Challenge: Take each line containing the word "labels" and copy it.

Records from a collection:
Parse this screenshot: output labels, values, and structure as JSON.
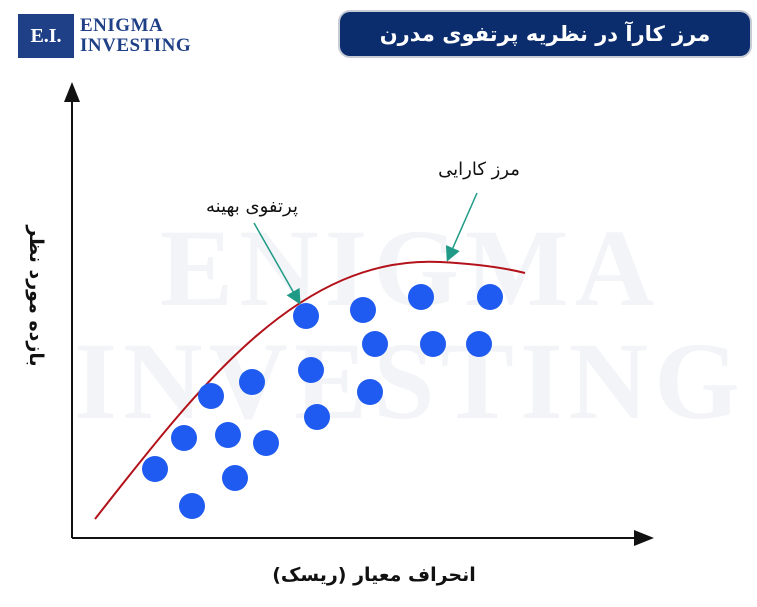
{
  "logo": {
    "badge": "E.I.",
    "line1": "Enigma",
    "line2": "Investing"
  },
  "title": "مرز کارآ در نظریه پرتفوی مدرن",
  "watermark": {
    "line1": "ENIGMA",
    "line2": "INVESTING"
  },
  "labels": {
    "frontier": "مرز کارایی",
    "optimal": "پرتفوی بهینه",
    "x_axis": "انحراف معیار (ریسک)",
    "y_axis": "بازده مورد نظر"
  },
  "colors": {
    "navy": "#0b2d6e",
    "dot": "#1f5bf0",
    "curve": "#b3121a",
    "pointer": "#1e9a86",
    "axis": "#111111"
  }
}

Exercise result:
Parse this screenshot: output labels, values, and structure as JSON.
  "labels": {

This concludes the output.